*CHALLENGE:* Give the listing again exactly, omitting its images.
● ● ● ● ●
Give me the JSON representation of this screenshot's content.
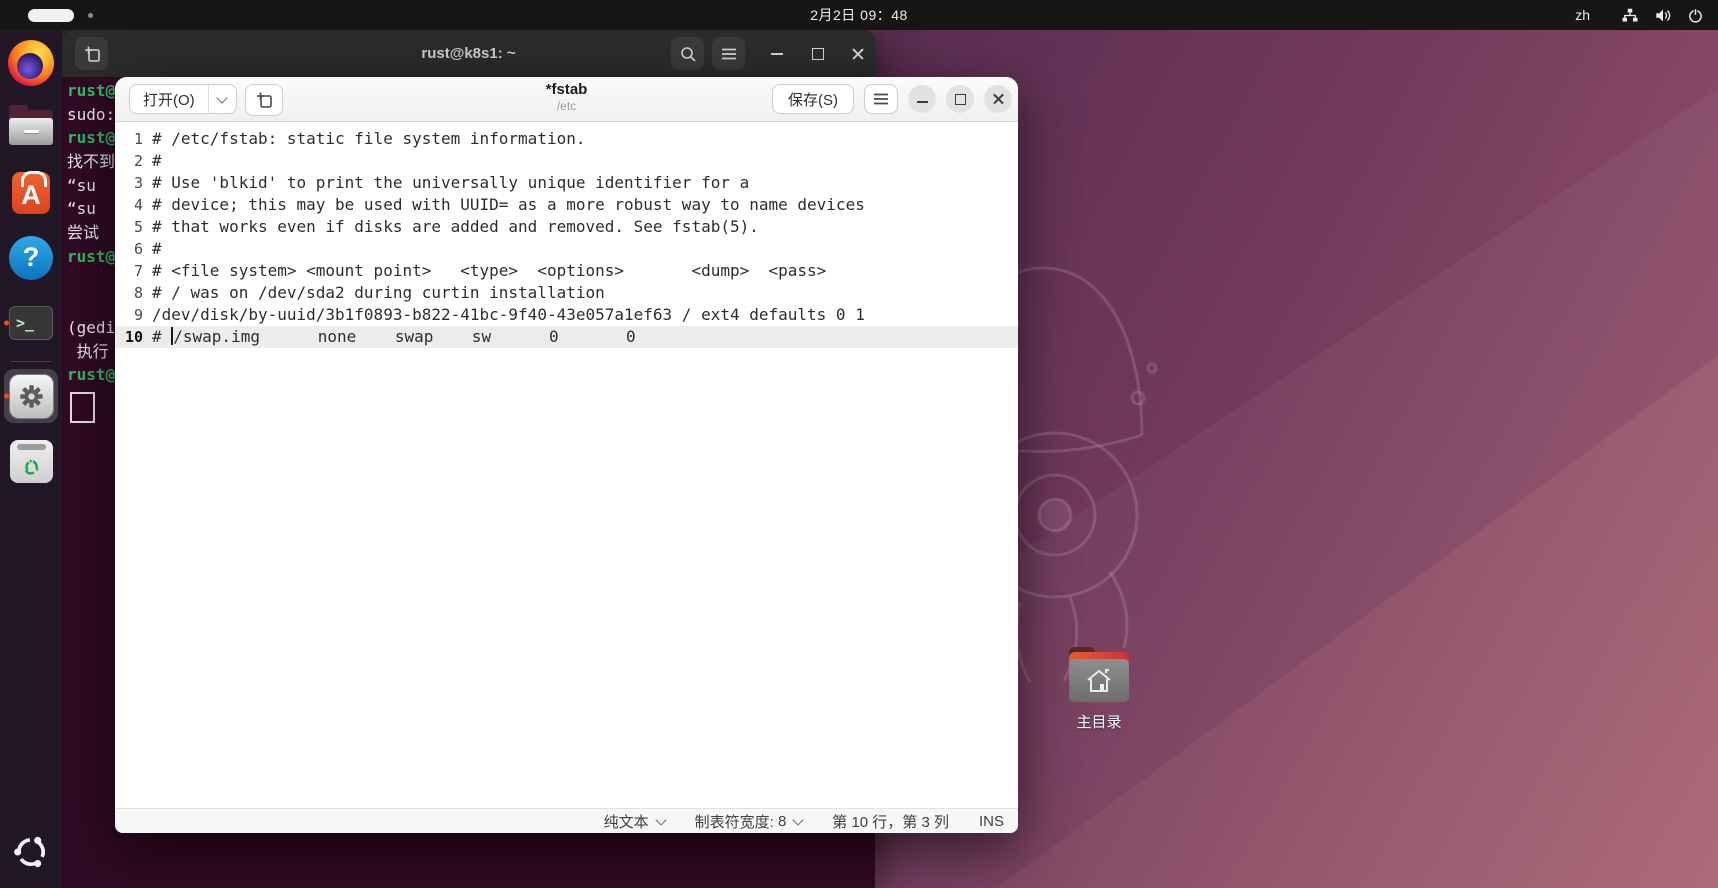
{
  "topbar": {
    "datetime": "2月2日 09：48",
    "input_method": "zh",
    "status_icons": [
      "network-icon",
      "volume-icon",
      "power-icon"
    ]
  },
  "dock": {
    "icons": [
      "firefox-icon",
      "files-icon",
      "ubuntu-software-icon",
      "help-icon",
      "terminal-icon",
      "settings-gear-icon",
      "trash-icon",
      "show-apps-icon"
    ]
  },
  "terminal": {
    "title": "rust@k8s1: ~",
    "lines": [
      {
        "text": "rust@",
        "color": "green"
      },
      {
        "text": "sudo:",
        "color": "white"
      },
      {
        "text": "rust@",
        "color": "green"
      },
      {
        "text": "找不到",
        "color": "white"
      },
      {
        "text": "“su",
        "color": "white"
      },
      {
        "text": "“su",
        "color": "white"
      },
      {
        "text": "尝试",
        "color": "white"
      },
      {
        "text": "rust@",
        "color": "green"
      },
      {
        "text": "",
        "color": "white"
      },
      {
        "text": "",
        "color": "white"
      },
      {
        "text": "(gedi",
        "color": "white"
      },
      {
        "text": " 执行",
        "color": "white"
      },
      {
        "text": "rust@",
        "color": "green"
      }
    ]
  },
  "gedit": {
    "header": {
      "open_label": "打开(O)",
      "title": "*fstab",
      "path": "/etc",
      "save_label": "保存(S)"
    },
    "lines": [
      "# /etc/fstab: static file system information.",
      "#",
      "# Use 'blkid' to print the universally unique identifier for a",
      "# device; this may be used with UUID= as a more robust way to name devices",
      "# that works even if disks are added and removed. See fstab(5).",
      "#",
      "# <file system> <mount point>   <type>  <options>       <dump>  <pass>",
      "# / was on /dev/sda2 during curtin installation",
      "/dev/disk/by-uuid/3b1f0893-b822-41bc-9f40-43e057a1ef63 / ext4 defaults 0 1",
      "# /swap.img      none    swap    sw      0       0"
    ],
    "cursor": {
      "line": 10,
      "col": 3
    },
    "statusbar": {
      "language": "纯文本",
      "tab_width_label": "制表符宽度:",
      "tab_width": "8",
      "position": "第 10 行，第 3 列",
      "mode": "INS"
    }
  },
  "desktop": {
    "home_label": "主目录"
  }
}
● ● ● ● ●
*FINAL ANSWER:*
Give me the JSON representation of this screenshot's content.
{
  "topbar": {
    "datetime": "2月2日 09：48",
    "input_method": "zh",
    "status_icons": [
      "network-icon",
      "volume-icon",
      "power-icon"
    ]
  },
  "dock": {
    "icons": [
      "firefox-icon",
      "files-icon",
      "ubuntu-software-icon",
      "help-icon",
      "terminal-icon",
      "settings-gear-icon",
      "trash-icon",
      "show-apps-icon"
    ]
  },
  "terminal": {
    "title": "rust@k8s1: ~",
    "lines": [
      {
        "text": "rust@",
        "color": "green"
      },
      {
        "text": "sudo:",
        "color": "white"
      },
      {
        "text": "rust@",
        "color": "green"
      },
      {
        "text": "找不到",
        "color": "white"
      },
      {
        "text": "“su",
        "color": "white"
      },
      {
        "text": "“su",
        "color": "white"
      },
      {
        "text": "尝试",
        "color": "white"
      },
      {
        "text": "rust@",
        "color": "green"
      },
      {
        "text": "",
        "color": "white"
      },
      {
        "text": "",
        "color": "white"
      },
      {
        "text": "(gedi",
        "color": "white"
      },
      {
        "text": " 执行",
        "color": "white"
      },
      {
        "text": "rust@",
        "color": "green"
      }
    ]
  },
  "gedit": {
    "header": {
      "open_label": "打开(O)",
      "title": "*fstab",
      "path": "/etc",
      "save_label": "保存(S)"
    },
    "lines": [
      "# /etc/fstab: static file system information.",
      "#",
      "# Use 'blkid' to print the universally unique identifier for a",
      "# device; this may be used with UUID= as a more robust way to name devices",
      "# that works even if disks are added and removed. See fstab(5).",
      "#",
      "# <file system> <mount point>   <type>  <options>       <dump>  <pass>",
      "# / was on /dev/sda2 during curtin installation",
      "/dev/disk/by-uuid/3b1f0893-b822-41bc-9f40-43e057a1ef63 / ext4 defaults 0 1",
      "# /swap.img      none    swap    sw      0       0"
    ],
    "cursor": {
      "line": 10,
      "col": 3
    },
    "statusbar": {
      "language": "纯文本",
      "tab_width_label": "制表符宽度:",
      "tab_width": "8",
      "position": "第 10 行，第 3 列",
      "mode": "INS"
    }
  },
  "desktop": {
    "home_label": "主目录"
  }
}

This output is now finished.